Your task is to output the entries below word for word.
begin Dataset records
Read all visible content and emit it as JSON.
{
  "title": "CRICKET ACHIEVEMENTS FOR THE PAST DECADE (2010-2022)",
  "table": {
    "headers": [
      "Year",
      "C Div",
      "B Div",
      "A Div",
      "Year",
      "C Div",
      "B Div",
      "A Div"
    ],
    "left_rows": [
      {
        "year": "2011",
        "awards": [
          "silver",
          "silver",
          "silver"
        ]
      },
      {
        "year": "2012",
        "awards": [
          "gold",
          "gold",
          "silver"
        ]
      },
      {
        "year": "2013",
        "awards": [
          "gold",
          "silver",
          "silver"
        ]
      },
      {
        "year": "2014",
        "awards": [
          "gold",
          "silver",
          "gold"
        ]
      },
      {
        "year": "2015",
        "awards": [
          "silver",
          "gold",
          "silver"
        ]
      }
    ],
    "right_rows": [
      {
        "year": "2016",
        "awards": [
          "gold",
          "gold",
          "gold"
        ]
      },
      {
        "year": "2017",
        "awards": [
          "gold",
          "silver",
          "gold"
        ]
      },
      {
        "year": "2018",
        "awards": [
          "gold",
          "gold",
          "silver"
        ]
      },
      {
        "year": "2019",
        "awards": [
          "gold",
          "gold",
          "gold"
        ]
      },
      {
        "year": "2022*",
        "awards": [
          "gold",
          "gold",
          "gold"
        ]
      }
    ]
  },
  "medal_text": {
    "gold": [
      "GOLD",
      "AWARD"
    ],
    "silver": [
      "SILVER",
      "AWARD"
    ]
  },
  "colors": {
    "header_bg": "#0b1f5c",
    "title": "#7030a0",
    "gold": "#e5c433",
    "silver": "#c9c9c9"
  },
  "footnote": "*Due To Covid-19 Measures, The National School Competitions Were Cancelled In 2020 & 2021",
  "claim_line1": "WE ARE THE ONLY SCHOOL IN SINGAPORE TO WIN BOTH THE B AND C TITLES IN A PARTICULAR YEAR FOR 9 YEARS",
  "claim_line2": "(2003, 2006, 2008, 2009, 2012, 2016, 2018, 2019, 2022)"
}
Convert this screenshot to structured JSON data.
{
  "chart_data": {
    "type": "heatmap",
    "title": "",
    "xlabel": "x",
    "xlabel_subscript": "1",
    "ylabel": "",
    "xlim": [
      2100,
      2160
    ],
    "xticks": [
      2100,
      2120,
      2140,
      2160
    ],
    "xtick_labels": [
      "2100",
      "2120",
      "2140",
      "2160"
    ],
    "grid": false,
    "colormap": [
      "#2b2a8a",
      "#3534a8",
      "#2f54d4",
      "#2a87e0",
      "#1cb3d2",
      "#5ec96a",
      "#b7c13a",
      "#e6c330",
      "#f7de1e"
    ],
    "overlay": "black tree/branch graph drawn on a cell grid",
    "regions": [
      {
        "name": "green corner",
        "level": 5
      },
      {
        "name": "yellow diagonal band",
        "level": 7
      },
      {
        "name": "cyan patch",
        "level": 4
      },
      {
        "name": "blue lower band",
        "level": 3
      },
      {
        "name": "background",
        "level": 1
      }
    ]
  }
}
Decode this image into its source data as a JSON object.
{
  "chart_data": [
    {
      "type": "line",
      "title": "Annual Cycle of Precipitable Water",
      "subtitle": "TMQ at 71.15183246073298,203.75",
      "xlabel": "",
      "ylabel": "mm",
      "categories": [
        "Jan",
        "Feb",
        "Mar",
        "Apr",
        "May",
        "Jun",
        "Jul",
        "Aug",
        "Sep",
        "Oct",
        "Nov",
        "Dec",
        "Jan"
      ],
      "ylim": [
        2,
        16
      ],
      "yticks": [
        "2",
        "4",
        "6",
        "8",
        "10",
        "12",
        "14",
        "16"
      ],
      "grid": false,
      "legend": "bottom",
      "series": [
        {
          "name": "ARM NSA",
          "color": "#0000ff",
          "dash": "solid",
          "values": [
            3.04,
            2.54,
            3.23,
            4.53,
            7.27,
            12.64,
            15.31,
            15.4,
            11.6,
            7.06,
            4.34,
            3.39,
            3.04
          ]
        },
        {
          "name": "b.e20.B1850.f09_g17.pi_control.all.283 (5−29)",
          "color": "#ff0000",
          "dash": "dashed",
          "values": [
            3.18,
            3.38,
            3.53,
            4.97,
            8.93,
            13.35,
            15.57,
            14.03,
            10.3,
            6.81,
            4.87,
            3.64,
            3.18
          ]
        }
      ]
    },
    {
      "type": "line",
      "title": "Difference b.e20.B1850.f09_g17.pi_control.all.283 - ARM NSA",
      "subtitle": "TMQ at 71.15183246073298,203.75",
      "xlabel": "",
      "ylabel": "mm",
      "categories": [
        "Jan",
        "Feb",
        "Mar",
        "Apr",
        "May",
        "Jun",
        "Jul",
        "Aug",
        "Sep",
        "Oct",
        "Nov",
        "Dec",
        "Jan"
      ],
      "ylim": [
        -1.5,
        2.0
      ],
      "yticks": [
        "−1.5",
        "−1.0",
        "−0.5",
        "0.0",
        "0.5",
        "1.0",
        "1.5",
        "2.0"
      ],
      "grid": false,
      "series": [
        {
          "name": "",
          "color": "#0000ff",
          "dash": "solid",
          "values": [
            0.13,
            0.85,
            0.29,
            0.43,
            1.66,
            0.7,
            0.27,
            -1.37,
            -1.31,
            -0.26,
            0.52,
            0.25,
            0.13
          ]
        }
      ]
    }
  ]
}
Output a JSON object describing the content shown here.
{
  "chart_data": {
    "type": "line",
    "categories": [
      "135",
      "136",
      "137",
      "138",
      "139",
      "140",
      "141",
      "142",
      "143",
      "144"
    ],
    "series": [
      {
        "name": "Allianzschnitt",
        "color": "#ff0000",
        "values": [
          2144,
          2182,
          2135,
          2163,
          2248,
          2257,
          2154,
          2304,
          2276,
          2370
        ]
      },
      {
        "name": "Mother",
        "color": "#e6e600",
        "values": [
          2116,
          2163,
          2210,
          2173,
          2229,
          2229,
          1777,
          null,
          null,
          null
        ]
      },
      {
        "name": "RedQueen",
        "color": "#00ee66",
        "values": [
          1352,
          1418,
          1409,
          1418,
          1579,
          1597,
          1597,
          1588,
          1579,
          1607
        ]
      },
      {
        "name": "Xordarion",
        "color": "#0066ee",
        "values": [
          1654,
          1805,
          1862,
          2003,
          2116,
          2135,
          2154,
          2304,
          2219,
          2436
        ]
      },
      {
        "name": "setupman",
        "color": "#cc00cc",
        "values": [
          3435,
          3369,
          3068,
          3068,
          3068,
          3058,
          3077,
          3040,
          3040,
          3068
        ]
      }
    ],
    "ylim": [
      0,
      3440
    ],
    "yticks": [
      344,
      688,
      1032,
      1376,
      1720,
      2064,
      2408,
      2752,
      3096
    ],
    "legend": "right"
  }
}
end Dataset records
▶ [Exercise answer]
Read all visible content and emit it as JSON.
{
  "title": "CRICKET ACHIEVEMENTS FOR THE PAST DECADE (2010-2022)",
  "table": {
    "headers": [
      "Year",
      "C Div",
      "B Div",
      "A Div",
      "Year",
      "C Div",
      "B Div",
      "A Div"
    ],
    "left_rows": [
      {
        "year": "2011",
        "awards": [
          "silver",
          "silver",
          "silver"
        ]
      },
      {
        "year": "2012",
        "awards": [
          "gold",
          "gold",
          "silver"
        ]
      },
      {
        "year": "2013",
        "awards": [
          "gold",
          "silver",
          "silver"
        ]
      },
      {
        "year": "2014",
        "awards": [
          "gold",
          "silver",
          "gold"
        ]
      },
      {
        "year": "2015",
        "awards": [
          "silver",
          "gold",
          "silver"
        ]
      }
    ],
    "right_rows": [
      {
        "year": "2016",
        "awards": [
          "gold",
          "gold",
          "gold"
        ]
      },
      {
        "year": "2017",
        "awards": [
          "gold",
          "silver",
          "gold"
        ]
      },
      {
        "year": "2018",
        "awards": [
          "gold",
          "gold",
          "silver"
        ]
      },
      {
        "year": "2019",
        "awards": [
          "gold",
          "gold",
          "gold"
        ]
      },
      {
        "year": "2022*",
        "awards": [
          "gold",
          "gold",
          "gold"
        ]
      }
    ]
  },
  "medal_text": {
    "gold": [
      "GOLD",
      "AWARD"
    ],
    "silver": [
      "SILVER",
      "AWARD"
    ]
  },
  "colors": {
    "header_bg": "#0b1f5c",
    "title": "#7030a0",
    "gold": "#e5c433",
    "silver": "#c9c9c9"
  },
  "footnote": "*Due To Covid-19 Measures, The National School Competitions Were Cancelled In 2020 & 2021",
  "claim_line1": "WE ARE THE ONLY SCHOOL IN SINGAPORE TO WIN BOTH THE B AND C TITLES IN A PARTICULAR YEAR FOR 9 YEARS",
  "claim_line2": "(2003, 2006, 2008, 2009, 2012, 2016, 2018, 2019, 2022)"
}
Convert this screenshot to structured JSON data.
{
  "chart_data": {
    "type": "heatmap",
    "title": "",
    "xlabel": "x",
    "xlabel_subscript": "1",
    "ylabel": "",
    "xlim": [
      2100,
      2160
    ],
    "xticks": [
      2100,
      2120,
      2140,
      2160
    ],
    "xtick_labels": [
      "2100",
      "2120",
      "2140",
      "2160"
    ],
    "grid": false,
    "colormap": [
      "#2b2a8a",
      "#3534a8",
      "#2f54d4",
      "#2a87e0",
      "#1cb3d2",
      "#5ec96a",
      "#b7c13a",
      "#e6c330",
      "#f7de1e"
    ],
    "overlay": "black tree/branch graph drawn on a cell grid",
    "regions": [
      {
        "name": "green corner",
        "level": 5
      },
      {
        "name": "yellow diagonal band",
        "level": 7
      },
      {
        "name": "cyan patch",
        "level": 4
      },
      {
        "name": "blue lower band",
        "level": 3
      },
      {
        "name": "background",
        "level": 1
      }
    ]
  }
}
Decode this image into its source data as a JSON object.
{
  "chart_data": [
    {
      "type": "line",
      "title": "Annual Cycle of Precipitable Water",
      "subtitle": "TMQ at 71.15183246073298,203.75",
      "xlabel": "",
      "ylabel": "mm",
      "categories": [
        "Jan",
        "Feb",
        "Mar",
        "Apr",
        "May",
        "Jun",
        "Jul",
        "Aug",
        "Sep",
        "Oct",
        "Nov",
        "Dec",
        "Jan"
      ],
      "ylim": [
        2,
        16
      ],
      "yticks": [
        "2",
        "4",
        "6",
        "8",
        "10",
        "12",
        "14",
        "16"
      ],
      "grid": false,
      "legend": "bottom",
      "series": [
        {
          "name": "ARM NSA",
          "color": "#0000ff",
          "dash": "solid",
          "values": [
            3.04,
            2.54,
            3.23,
            4.53,
            7.27,
            12.64,
            15.31,
            15.4,
            11.6,
            7.06,
            4.34,
            3.39,
            3.04
          ]
        },
        {
          "name": "b.e20.B1850.f09_g17.pi_control.all.283 (5−29)",
          "color": "#ff0000",
          "dash": "dashed",
          "values": [
            3.18,
            3.38,
            3.53,
            4.97,
            8.93,
            13.35,
            15.57,
            14.03,
            10.3,
            6.81,
            4.87,
            3.64,
            3.18
          ]
        }
      ]
    },
    {
      "type": "line",
      "title": "Difference b.e20.B1850.f09_g17.pi_control.all.283 - ARM NSA",
      "subtitle": "TMQ at 71.15183246073298,203.75",
      "xlabel": "",
      "ylabel": "mm",
      "categories": [
        "Jan",
        "Feb",
        "Mar",
        "Apr",
        "May",
        "Jun",
        "Jul",
        "Aug",
        "Sep",
        "Oct",
        "Nov",
        "Dec",
        "Jan"
      ],
      "ylim": [
        -1.5,
        2.0
      ],
      "yticks": [
        "−1.5",
        "−1.0",
        "−0.5",
        "0.0",
        "0.5",
        "1.0",
        "1.5",
        "2.0"
      ],
      "grid": false,
      "series": [
        {
          "name": "",
          "color": "#0000ff",
          "dash": "solid",
          "values": [
            0.13,
            0.85,
            0.29,
            0.43,
            1.66,
            0.7,
            0.27,
            -1.37,
            -1.31,
            -0.26,
            0.52,
            0.25,
            0.13
          ]
        }
      ]
    }
  ]
}
Output a JSON object describing the content shown here.
{
  "chart_data": {
    "type": "line",
    "categories": [
      "135",
      "136",
      "137",
      "138",
      "139",
      "140",
      "141",
      "142",
      "143",
      "144"
    ],
    "series": [
      {
        "name": "Allianzschnitt",
        "color": "#ff0000",
        "values": [
          2144,
          2182,
          2135,
          2163,
          2248,
          2257,
          2154,
          2304,
          2276,
          2370
        ]
      },
      {
        "name": "Mother",
        "color": "#e6e600",
        "values": [
          2116,
          2163,
          2210,
          2173,
          2229,
          2229,
          1777,
          null,
          null,
          null
        ]
      },
      {
        "name": "RedQueen",
        "color": "#00ee66",
        "values": [
          1352,
          1418,
          1409,
          1418,
          1579,
          1597,
          1597,
          1588,
          1579,
          1607
        ]
      },
      {
        "name": "Xordarion",
        "color": "#0066ee",
        "values": [
          1654,
          1805,
          1862,
          2003,
          2116,
          2135,
          2154,
          2304,
          2219,
          2436
        ]
      },
      {
        "name": "setupman",
        "color": "#cc00cc",
        "values": [
          3435,
          3369,
          3068,
          3068,
          3068,
          3058,
          3077,
          3040,
          3040,
          3068
        ]
      }
    ],
    "ylim": [
      0,
      3440
    ],
    "yticks": [
      344,
      688,
      1032,
      1376,
      1720,
      2064,
      2408,
      2752,
      3096
    ],
    "legend": "right"
  }
}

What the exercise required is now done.